───── PROVIDED RECORDS ─────
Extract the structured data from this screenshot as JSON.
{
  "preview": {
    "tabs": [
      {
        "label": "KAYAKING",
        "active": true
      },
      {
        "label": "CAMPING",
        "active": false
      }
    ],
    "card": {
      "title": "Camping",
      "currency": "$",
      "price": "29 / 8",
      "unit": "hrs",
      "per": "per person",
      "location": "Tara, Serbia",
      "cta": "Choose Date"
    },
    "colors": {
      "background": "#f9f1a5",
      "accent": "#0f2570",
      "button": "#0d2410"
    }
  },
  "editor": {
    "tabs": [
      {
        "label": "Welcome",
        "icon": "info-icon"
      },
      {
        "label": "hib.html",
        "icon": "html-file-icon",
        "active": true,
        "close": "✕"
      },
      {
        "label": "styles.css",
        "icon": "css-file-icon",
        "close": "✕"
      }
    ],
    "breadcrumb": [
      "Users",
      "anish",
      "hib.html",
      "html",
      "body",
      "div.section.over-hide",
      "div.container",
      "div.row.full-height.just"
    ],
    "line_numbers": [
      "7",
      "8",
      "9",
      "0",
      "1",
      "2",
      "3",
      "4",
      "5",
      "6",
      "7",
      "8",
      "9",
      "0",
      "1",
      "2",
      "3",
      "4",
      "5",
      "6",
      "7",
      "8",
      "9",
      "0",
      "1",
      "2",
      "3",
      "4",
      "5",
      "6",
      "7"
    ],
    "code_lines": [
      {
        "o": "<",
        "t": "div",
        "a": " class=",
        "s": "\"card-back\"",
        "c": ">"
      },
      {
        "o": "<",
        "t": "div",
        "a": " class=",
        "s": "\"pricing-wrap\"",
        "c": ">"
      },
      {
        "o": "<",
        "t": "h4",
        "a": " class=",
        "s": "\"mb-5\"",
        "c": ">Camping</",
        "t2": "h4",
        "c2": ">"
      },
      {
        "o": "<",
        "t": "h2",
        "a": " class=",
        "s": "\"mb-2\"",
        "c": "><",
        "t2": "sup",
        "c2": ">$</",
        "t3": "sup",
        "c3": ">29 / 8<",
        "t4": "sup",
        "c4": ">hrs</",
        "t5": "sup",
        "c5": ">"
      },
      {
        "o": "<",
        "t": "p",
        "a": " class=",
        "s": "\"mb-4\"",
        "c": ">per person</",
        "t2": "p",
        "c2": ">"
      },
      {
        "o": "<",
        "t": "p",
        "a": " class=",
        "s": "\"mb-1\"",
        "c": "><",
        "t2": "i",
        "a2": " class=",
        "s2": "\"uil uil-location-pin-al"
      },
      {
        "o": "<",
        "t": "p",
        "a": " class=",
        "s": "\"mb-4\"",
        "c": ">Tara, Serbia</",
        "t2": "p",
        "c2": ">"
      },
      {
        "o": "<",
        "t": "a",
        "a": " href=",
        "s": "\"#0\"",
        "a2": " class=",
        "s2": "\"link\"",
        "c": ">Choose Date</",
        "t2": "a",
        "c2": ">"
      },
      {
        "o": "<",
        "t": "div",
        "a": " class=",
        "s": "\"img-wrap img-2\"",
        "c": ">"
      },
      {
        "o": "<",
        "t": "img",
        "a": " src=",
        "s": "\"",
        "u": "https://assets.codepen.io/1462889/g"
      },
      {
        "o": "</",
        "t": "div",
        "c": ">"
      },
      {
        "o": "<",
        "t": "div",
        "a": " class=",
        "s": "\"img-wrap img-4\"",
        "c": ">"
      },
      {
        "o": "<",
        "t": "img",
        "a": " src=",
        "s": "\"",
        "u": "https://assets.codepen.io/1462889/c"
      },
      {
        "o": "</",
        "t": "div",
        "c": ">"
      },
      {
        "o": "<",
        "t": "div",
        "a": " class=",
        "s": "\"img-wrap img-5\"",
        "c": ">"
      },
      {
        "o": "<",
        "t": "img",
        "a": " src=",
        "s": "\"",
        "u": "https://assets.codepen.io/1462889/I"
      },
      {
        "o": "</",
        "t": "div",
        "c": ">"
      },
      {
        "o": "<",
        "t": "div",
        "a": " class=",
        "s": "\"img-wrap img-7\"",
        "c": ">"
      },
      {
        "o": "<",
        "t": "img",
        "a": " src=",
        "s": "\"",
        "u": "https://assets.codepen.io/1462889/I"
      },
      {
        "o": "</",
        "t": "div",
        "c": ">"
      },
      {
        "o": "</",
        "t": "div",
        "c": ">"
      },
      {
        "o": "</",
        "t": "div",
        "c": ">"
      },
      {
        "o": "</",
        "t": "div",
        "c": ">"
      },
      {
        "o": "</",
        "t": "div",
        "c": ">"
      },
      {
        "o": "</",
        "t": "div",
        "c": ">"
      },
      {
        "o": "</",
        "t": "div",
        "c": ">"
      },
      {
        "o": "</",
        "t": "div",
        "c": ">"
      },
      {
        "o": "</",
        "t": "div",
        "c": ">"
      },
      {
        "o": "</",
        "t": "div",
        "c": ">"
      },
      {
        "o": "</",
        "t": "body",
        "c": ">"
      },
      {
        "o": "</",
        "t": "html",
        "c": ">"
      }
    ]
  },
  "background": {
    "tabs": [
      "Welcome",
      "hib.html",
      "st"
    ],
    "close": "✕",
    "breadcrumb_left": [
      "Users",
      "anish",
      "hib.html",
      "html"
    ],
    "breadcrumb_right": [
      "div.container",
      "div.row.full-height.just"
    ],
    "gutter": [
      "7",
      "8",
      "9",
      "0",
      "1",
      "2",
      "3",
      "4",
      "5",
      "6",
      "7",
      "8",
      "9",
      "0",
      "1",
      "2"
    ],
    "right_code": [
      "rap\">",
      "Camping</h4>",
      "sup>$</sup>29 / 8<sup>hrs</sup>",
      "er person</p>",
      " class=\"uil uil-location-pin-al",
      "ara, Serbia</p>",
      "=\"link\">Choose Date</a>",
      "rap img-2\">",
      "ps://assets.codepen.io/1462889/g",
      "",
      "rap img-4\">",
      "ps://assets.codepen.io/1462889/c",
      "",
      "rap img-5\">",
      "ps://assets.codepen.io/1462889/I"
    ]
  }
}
─────
▸ **YOUR OBJECTIVE**: Copy each entry exactly, with nothing added or dropped.

▸ **OUTPUT OF THE TASK**:
Extract the structured data from this screenshot as JSON.
{
  "preview": {
    "tabs": [
      {
        "label": "KAYAKING",
        "active": true
      },
      {
        "label": "CAMPING",
        "active": false
      }
    ],
    "card": {
      "title": "Camping",
      "currency": "$",
      "price": "29 / 8",
      "unit": "hrs",
      "per": "per person",
      "location": "Tara, Serbia",
      "cta": "Choose Date"
    },
    "colors": {
      "background": "#f9f1a5",
      "accent": "#0f2570",
      "button": "#0d2410"
    }
  },
  "editor": {
    "tabs": [
      {
        "label": "Welcome",
        "icon": "info-icon"
      },
      {
        "label": "hib.html",
        "icon": "html-file-icon",
        "active": true,
        "close": "✕"
      },
      {
        "label": "styles.css",
        "icon": "css-file-icon",
        "close": "✕"
      }
    ],
    "breadcrumb": [
      "Users",
      "anish",
      "hib.html",
      "html",
      "body",
      "div.section.over-hide",
      "div.container",
      "div.row.full-height.just"
    ],
    "line_numbers": [
      "7",
      "8",
      "9",
      "0",
      "1",
      "2",
      "3",
      "4",
      "5",
      "6",
      "7",
      "8",
      "9",
      "0",
      "1",
      "2",
      "3",
      "4",
      "5",
      "6",
      "7",
      "8",
      "9",
      "0",
      "1",
      "2",
      "3",
      "4",
      "5",
      "6",
      "7"
    ],
    "code_lines": [
      {
        "o": "<",
        "t": "div",
        "a": " class=",
        "s": "\"card-back\"",
        "c": ">"
      },
      {
        "o": "<",
        "t": "div",
        "a": " class=",
        "s": "\"pricing-wrap\"",
        "c": ">"
      },
      {
        "o": "<",
        "t": "h4",
        "a": " class=",
        "s": "\"mb-5\"",
        "c": ">Camping</",
        "t2": "h4",
        "c2": ">"
      },
      {
        "o": "<",
        "t": "h2",
        "a": " class=",
        "s": "\"mb-2\"",
        "c": "><",
        "t2": "sup",
        "c2": ">$</",
        "t3": "sup",
        "c3": ">29 / 8<",
        "t4": "sup",
        "c4": ">hrs</",
        "t5": "sup",
        "c5": ">"
      },
      {
        "o": "<",
        "t": "p",
        "a": " class=",
        "s": "\"mb-4\"",
        "c": ">per person</",
        "t2": "p",
        "c2": ">"
      },
      {
        "o": "<",
        "t": "p",
        "a": " class=",
        "s": "\"mb-1\"",
        "c": "><",
        "t2": "i",
        "a2": " class=",
        "s2": "\"uil uil-location-pin-al"
      },
      {
        "o": "<",
        "t": "p",
        "a": " class=",
        "s": "\"mb-4\"",
        "c": ">Tara, Serbia</",
        "t2": "p",
        "c2": ">"
      },
      {
        "o": "<",
        "t": "a",
        "a": " href=",
        "s": "\"#0\"",
        "a2": " class=",
        "s2": "\"link\"",
        "c": ">Choose Date</",
        "t2": "a",
        "c2": ">"
      },
      {
        "o": "<",
        "t": "div",
        "a": " class=",
        "s": "\"img-wrap img-2\"",
        "c": ">"
      },
      {
        "o": "<",
        "t": "img",
        "a": " src=",
        "s": "\"",
        "u": "https://assets.codepen.io/1462889/g"
      },
      {
        "o": "</",
        "t": "div",
        "c": ">"
      },
      {
        "o": "<",
        "t": "div",
        "a": " class=",
        "s": "\"img-wrap img-4\"",
        "c": ">"
      },
      {
        "o": "<",
        "t": "img",
        "a": " src=",
        "s": "\"",
        "u": "https://assets.codepen.io/1462889/c"
      },
      {
        "o": "</",
        "t": "div",
        "c": ">"
      },
      {
        "o": "<",
        "t": "div",
        "a": " class=",
        "s": "\"img-wrap img-5\"",
        "c": ">"
      },
      {
        "o": "<",
        "t": "img",
        "a": " src=",
        "s": "\"",
        "u": "https://assets.codepen.io/1462889/I"
      },
      {
        "o": "</",
        "t": "div",
        "c": ">"
      },
      {
        "o": "<",
        "t": "div",
        "a": " class=",
        "s": "\"img-wrap img-7\"",
        "c": ">"
      },
      {
        "o": "<",
        "t": "img",
        "a": " src=",
        "s": "\"",
        "u": "https://assets.codepen.io/1462889/I"
      },
      {
        "o": "</",
        "t": "div",
        "c": ">"
      },
      {
        "o": "</",
        "t": "div",
        "c": ">"
      },
      {
        "o": "</",
        "t": "div",
        "c": ">"
      },
      {
        "o": "</",
        "t": "div",
        "c": ">"
      },
      {
        "o": "</",
        "t": "div",
        "c": ">"
      },
      {
        "o": "</",
        "t": "div",
        "c": ">"
      },
      {
        "o": "</",
        "t": "div",
        "c": ">"
      },
      {
        "o": "</",
        "t": "div",
        "c": ">"
      },
      {
        "o": "</",
        "t": "div",
        "c": ">"
      },
      {
        "o": "</",
        "t": "div",
        "c": ">"
      },
      {
        "o": "</",
        "t": "body",
        "c": ">"
      },
      {
        "o": "</",
        "t": "html",
        "c": ">"
      }
    ]
  },
  "background": {
    "tabs": [
      "Welcome",
      "hib.html",
      "st"
    ],
    "close": "✕",
    "breadcrumb_left": [
      "Users",
      "anish",
      "hib.html",
      "html"
    ],
    "breadcrumb_right": [
      "div.container",
      "div.row.full-height.just"
    ],
    "gutter": [
      "7",
      "8",
      "9",
      "0",
      "1",
      "2",
      "3",
      "4",
      "5",
      "6",
      "7",
      "8",
      "9",
      "0",
      "1",
      "2"
    ],
    "right_code": [
      "rap\">",
      "Camping</h4>",
      "sup>$</sup>29 / 8<sup>hrs</sup>",
      "er person</p>",
      " class=\"uil uil-location-pin-al",
      "ara, Serbia</p>",
      "=\"link\">Choose Date</a>",
      "rap img-2\">",
      "ps://assets.codepen.io/1462889/g",
      "",
      "rap img-4\">",
      "ps://assets.codepen.io/1462889/c",
      "",
      "rap img-5\">",
      "ps://assets.codepen.io/1462889/I"
    ]
  }
}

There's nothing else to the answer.